PAGE »
-.-.-
Created attachment 22176 [details] Test Harness #4
The patch for test case 2 has been applied to 6.0.x and will be in 6.0.17 onwards. I'm still looking at test case 3.
The good news is I can now repeat test case 3 and have found the root cause. There is a synchronisation issue with StandardWrapper. In short, one thread can enter allocate() and before countAllocated is incremented, another thread can enter unload(). The bad news is that I suspect the fix might not be pleasant. allocate() is on the critical path so just synchronising allocate() would likely be bad from a performance point of view. I haven't really thought about this much yet, so I am hoping there is a better fix to be found. I'll have a think about a solution for this over the next few days. Hopefully I'll have something next week. In the meantime, any suggestions are welcome.
-.-.-
THE RECORDS »
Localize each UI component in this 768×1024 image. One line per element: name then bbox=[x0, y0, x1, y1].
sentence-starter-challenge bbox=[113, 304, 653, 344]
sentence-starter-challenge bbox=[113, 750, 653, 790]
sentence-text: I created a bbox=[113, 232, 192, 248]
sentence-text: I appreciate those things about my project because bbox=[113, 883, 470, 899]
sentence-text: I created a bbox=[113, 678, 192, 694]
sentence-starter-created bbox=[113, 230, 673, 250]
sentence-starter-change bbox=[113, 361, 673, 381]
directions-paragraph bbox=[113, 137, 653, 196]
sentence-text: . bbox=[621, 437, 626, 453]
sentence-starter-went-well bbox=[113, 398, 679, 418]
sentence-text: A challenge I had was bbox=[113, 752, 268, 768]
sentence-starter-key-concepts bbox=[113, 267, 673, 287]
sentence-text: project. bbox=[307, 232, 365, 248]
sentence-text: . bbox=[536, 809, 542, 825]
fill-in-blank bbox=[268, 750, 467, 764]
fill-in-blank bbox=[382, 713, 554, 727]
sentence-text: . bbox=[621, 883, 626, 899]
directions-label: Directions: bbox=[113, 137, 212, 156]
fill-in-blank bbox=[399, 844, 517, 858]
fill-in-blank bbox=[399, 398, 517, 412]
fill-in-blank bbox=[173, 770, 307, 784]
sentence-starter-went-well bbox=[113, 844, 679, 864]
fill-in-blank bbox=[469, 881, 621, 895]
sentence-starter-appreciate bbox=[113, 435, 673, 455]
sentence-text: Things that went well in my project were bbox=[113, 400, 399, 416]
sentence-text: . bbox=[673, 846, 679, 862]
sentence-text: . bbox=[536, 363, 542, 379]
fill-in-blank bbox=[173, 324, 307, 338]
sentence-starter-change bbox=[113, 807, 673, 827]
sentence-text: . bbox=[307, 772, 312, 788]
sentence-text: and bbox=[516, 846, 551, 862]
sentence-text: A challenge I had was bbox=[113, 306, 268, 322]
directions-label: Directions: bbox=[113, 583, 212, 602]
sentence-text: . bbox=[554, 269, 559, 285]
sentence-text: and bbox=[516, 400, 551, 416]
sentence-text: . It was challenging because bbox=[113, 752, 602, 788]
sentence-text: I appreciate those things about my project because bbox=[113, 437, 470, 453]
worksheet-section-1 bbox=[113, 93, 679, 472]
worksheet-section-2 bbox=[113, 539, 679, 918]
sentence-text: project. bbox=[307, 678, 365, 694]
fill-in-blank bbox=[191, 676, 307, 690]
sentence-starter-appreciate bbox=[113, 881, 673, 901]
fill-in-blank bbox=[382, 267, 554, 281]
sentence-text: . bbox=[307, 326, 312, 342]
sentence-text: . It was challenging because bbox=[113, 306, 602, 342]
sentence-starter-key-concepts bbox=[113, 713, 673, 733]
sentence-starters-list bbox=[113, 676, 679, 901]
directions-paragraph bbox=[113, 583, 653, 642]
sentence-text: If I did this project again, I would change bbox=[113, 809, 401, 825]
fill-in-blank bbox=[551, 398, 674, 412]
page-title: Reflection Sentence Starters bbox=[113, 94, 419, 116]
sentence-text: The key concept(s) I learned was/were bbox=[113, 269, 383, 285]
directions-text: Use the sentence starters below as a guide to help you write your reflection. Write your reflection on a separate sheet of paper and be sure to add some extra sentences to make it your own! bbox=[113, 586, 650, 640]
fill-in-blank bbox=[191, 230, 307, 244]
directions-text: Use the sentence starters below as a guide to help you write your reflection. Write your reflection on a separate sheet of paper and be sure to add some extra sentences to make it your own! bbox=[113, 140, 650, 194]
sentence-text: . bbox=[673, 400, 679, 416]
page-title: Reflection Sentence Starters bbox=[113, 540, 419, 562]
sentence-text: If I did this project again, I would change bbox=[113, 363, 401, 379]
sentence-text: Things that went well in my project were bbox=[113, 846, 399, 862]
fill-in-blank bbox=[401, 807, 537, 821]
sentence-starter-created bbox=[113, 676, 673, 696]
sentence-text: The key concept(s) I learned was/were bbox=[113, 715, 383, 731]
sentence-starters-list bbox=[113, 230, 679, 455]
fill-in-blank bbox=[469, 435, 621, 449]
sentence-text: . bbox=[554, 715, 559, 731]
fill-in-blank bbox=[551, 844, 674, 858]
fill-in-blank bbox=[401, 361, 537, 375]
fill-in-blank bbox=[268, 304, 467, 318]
-.-.-
WHAT IS ASKED »
a – Reproduce the records word for word, from their very first line through the line that contains "sentence-starter-created bbox=[113, 230, 673, 250]".
b – Pick up the thread about the StandardWrapper synchronization problem and keep writing from its last sentence.

SET OF ANSWERS »
a –
Localize each UI component in this 768×1024 image. One line per element: name then bbox=[x0, y0, x1, y1].
sentence-starter-challenge bbox=[113, 304, 653, 344]
sentence-starter-challenge bbox=[113, 750, 653, 790]
sentence-text: I created a bbox=[113, 232, 192, 248]
sentence-text: I appreciate those things about my project because bbox=[113, 883, 470, 899]
sentence-text: I created a bbox=[113, 678, 192, 694]
sentence-starter-created bbox=[113, 230, 673, 250]

b –
I have committed a fix for test case 3 to trunk, It isn't perfect but it should be enough to fix the issue you are seeing. For the record, I could only get test case 3 to fail by using a debugger to control the execution sequence of the threads. The patch is http://svn.apache.org/viewvc?rev=672397&view=rev Any testing feedback would be appreciated. The patch has been proposed for 6.0.x
The patch for test case #3 has been applied to trunk. Whilst the fix isn't perfect is should be extremely difficult (verging on impossible) to reproduce this issue under normal usage. If you have a test case that still demonstrates this issue with the latest patches, please feel free to re-open this bug.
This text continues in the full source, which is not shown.